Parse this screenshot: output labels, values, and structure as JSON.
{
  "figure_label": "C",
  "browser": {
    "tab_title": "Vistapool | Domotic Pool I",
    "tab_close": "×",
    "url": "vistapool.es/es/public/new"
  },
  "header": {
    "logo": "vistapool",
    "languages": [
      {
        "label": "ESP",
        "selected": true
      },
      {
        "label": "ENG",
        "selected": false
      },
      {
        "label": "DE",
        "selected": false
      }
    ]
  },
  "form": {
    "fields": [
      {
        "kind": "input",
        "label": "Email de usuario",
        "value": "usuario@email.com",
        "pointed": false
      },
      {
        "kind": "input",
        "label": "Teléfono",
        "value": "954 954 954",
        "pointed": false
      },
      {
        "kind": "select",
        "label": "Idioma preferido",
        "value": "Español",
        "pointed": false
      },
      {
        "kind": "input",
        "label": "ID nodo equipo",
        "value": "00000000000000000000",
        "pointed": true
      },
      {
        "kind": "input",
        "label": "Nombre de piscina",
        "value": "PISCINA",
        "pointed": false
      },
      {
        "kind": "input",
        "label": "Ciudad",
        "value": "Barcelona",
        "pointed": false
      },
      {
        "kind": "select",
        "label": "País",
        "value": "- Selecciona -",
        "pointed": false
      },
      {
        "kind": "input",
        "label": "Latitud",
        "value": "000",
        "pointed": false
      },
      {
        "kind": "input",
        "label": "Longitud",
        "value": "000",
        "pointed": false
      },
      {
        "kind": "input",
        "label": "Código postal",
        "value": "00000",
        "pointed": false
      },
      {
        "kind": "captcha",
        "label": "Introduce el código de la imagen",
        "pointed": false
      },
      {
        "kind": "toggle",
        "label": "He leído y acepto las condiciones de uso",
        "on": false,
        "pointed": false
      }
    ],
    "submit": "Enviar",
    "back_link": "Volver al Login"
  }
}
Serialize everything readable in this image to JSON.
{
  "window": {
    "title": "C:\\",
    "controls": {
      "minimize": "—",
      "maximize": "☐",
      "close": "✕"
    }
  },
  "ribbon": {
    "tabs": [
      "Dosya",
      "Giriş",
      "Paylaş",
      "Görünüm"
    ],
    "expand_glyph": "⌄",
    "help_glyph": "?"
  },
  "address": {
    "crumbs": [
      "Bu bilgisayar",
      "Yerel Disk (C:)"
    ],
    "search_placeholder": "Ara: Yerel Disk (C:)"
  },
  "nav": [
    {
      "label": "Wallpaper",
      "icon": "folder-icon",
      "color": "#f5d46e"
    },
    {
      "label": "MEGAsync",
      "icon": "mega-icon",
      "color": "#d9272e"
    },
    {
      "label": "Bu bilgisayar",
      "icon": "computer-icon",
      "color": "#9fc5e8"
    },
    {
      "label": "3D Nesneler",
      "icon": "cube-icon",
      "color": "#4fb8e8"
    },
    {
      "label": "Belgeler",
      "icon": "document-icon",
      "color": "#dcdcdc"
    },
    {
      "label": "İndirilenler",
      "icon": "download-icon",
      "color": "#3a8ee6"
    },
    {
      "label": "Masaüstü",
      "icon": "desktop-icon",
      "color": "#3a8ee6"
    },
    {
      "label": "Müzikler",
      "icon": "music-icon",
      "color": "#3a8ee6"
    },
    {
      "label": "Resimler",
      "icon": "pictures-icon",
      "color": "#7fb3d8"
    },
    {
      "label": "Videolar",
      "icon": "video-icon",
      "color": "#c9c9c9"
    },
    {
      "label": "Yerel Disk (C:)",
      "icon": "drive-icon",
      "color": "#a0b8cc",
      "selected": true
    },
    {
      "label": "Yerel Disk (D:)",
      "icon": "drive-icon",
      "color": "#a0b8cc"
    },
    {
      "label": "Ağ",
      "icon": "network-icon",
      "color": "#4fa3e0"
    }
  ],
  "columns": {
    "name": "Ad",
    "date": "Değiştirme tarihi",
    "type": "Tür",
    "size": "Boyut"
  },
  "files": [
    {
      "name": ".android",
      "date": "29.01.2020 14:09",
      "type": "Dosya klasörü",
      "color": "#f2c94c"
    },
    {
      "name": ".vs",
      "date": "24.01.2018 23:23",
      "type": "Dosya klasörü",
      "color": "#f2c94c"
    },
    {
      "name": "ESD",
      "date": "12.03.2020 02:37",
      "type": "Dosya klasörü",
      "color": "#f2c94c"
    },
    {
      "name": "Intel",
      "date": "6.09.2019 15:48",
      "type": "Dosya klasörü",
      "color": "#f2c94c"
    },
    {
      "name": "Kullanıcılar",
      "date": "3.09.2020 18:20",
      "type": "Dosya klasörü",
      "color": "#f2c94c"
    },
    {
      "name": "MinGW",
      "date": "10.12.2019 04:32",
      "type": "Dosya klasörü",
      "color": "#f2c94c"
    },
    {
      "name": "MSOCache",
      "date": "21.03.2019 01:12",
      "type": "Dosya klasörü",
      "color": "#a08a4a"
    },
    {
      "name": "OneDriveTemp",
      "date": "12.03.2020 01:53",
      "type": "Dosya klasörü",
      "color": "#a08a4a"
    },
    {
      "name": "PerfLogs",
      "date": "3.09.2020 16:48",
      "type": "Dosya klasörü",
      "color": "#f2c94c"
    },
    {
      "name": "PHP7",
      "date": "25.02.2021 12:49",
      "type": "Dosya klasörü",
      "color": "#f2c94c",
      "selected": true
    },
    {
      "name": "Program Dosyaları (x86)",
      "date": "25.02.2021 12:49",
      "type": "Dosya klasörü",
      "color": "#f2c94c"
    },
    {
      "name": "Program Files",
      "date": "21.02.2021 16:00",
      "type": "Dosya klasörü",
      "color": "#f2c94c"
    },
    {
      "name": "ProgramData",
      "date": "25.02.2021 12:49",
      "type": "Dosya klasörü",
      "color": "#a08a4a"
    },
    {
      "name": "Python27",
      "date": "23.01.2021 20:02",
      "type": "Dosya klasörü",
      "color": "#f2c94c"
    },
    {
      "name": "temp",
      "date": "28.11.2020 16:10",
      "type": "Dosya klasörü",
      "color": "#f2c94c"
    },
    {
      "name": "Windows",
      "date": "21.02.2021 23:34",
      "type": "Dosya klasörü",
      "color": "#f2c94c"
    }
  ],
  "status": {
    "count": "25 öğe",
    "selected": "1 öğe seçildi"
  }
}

# Exercise directions
Of all the lines above, how many contain the word "Yerel"? Give the number and nothing else.

# Correct response
4